EXERCISE PROMPT: All lines from the line containing "Read all visible content and emit it as JSON." up to and including the last line of the listing below should be echoed exactly; no other lines belong in the response.

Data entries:

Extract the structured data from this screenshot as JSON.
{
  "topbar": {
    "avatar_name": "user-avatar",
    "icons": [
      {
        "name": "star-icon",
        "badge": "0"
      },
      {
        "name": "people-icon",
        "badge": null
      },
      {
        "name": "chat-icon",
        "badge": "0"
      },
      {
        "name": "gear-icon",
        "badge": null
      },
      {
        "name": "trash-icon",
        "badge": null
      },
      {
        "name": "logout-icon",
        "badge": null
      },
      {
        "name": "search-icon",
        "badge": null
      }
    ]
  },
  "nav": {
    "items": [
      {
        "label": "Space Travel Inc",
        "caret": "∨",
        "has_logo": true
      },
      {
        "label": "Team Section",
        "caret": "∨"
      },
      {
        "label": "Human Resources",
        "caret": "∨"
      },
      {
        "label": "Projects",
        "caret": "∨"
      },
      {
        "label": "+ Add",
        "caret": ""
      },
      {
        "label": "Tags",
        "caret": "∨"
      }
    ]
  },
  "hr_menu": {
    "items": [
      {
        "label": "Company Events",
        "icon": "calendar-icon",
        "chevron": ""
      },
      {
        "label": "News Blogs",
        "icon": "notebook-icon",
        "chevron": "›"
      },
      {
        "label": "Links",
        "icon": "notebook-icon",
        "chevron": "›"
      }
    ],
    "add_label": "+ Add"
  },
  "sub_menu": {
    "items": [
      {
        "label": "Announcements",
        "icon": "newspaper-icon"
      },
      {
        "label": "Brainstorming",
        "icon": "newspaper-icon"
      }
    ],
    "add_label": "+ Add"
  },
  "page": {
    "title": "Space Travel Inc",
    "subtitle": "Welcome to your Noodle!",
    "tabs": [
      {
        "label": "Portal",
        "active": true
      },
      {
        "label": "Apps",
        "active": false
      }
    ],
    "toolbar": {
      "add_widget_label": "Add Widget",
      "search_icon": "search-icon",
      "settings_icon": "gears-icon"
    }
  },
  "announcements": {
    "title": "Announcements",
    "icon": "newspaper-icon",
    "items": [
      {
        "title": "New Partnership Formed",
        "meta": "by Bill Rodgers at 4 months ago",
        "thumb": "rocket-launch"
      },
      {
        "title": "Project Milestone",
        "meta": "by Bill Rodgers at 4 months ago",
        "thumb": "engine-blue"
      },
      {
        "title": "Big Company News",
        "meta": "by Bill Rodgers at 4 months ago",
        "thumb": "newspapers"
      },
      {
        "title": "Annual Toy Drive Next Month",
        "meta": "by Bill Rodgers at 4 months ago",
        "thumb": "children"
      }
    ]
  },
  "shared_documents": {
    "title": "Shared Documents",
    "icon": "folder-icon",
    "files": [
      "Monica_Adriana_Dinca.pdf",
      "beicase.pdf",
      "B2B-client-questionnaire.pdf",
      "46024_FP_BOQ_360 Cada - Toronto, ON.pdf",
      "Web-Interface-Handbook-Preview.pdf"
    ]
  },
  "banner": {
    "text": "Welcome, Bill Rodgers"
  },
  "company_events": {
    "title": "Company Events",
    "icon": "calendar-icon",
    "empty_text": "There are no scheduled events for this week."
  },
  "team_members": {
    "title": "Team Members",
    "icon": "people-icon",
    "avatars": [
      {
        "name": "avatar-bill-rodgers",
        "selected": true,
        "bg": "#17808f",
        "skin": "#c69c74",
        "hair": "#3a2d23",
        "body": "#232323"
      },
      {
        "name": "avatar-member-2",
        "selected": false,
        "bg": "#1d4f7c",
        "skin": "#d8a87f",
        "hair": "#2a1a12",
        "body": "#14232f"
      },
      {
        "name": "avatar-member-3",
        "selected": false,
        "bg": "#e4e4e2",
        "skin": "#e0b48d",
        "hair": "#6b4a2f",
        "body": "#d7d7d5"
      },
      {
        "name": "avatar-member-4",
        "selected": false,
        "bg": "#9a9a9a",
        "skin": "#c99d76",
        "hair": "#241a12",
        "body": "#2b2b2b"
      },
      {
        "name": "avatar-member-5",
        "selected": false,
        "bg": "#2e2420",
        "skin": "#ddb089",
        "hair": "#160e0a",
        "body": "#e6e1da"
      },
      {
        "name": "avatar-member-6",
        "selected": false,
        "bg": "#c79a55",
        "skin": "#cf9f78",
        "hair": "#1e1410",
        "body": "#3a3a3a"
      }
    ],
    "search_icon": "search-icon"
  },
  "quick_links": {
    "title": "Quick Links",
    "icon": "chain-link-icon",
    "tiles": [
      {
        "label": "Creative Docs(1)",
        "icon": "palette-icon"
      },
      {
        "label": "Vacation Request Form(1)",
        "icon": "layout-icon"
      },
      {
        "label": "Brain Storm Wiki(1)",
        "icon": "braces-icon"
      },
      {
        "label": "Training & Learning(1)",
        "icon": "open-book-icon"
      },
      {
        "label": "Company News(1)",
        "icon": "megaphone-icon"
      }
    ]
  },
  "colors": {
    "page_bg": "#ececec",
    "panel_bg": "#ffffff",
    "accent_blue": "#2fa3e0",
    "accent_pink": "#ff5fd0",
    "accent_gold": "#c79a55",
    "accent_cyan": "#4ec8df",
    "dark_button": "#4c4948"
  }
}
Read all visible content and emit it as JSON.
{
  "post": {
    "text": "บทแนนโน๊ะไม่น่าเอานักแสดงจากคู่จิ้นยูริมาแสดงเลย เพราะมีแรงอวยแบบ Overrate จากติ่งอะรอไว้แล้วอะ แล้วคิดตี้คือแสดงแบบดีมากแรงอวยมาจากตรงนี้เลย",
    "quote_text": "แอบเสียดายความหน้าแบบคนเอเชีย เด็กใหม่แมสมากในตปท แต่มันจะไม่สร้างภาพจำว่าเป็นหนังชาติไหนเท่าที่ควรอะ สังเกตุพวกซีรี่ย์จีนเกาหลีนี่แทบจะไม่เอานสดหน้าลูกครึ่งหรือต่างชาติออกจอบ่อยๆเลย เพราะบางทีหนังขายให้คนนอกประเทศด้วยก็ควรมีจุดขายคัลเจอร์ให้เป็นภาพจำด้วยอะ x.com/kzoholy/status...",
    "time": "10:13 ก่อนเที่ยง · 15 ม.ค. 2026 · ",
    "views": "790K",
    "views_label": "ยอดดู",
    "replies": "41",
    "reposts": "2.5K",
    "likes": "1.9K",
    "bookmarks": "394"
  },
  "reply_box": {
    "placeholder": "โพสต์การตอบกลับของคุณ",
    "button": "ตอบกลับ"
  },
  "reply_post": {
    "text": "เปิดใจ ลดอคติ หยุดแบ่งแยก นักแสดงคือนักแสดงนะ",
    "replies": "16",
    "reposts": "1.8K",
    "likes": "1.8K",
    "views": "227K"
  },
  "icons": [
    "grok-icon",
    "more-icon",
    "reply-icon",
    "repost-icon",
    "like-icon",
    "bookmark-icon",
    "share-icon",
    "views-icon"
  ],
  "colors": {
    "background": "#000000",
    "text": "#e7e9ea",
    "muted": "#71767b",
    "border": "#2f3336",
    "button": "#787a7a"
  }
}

RESULT OF THIS EXERCISE:
Read all visible content and emit it as JSON.
{
  "post": {
    "text": "บทแนนโน๊ะไม่น่าเอานักแสดงจากคู่จิ้นยูริมาแสดงเลย เพราะมีแรงอวยแบบ Overrate จากติ่งอะรอไว้แล้วอะ แล้วคิดตี้คือแสดงแบบดีมากแรงอวยมาจากตรงนี้เลย",
    "quote_text": "แอบเสียดายความหน้าแบบคนเอเชีย เด็กใหม่แมสมากในตปท แต่มันจะไม่สร้างภาพจำว่าเป็นหนังชาติไหนเท่าที่ควรอะ สังเกตุพวกซีรี่ย์จีนเกาหลีนี่แทบจะไม่เอานสดหน้าลูกครึ่งหรือต่างชาติออกจอบ่อยๆเลย เพราะบางทีหนังขายให้คนนอกประเทศด้วยก็ควรมีจุดขายคัลเจอร์ให้เป็นภาพจำด้วยอะ x.com/kzoholy/status...",
    "time": "10:13 ก่อนเที่ยง · 15 ม.ค. 2026 · ",
    "views": "790K",
    "views_label": "ยอดดู",
    "replies": "41",
    "reposts": "2.5K",
    "likes": "1.9K",
    "bookmarks": "394"
  },
  "reply_box": {
    "placeholder": "โพสต์การตอบกลับของคุณ",
    "button": "ตอบกลับ"
  },
  "reply_post": {
    "text": "เปิดใจ ลดอคติ หยุดแบ่งแยก นักแสดงคือนักแสดงนะ",
    "replies": "16",
    "reposts": "1.8K",
    "likes": "1.8K",
    "views": "227K"
  },
  "icons": [
    "grok-icon",
    "more-icon",
    "reply-icon",
    "repost-icon",
    "like-icon",
    "bookmark-icon",
    "share-icon",
    "views-icon"
  ],
  "colors": {
    "background": "#000000",
    "text": "#e7e9ea",
    "muted": "#71767b",
    "border": "#2f3336",
    "button": "#787a7a"
  }
}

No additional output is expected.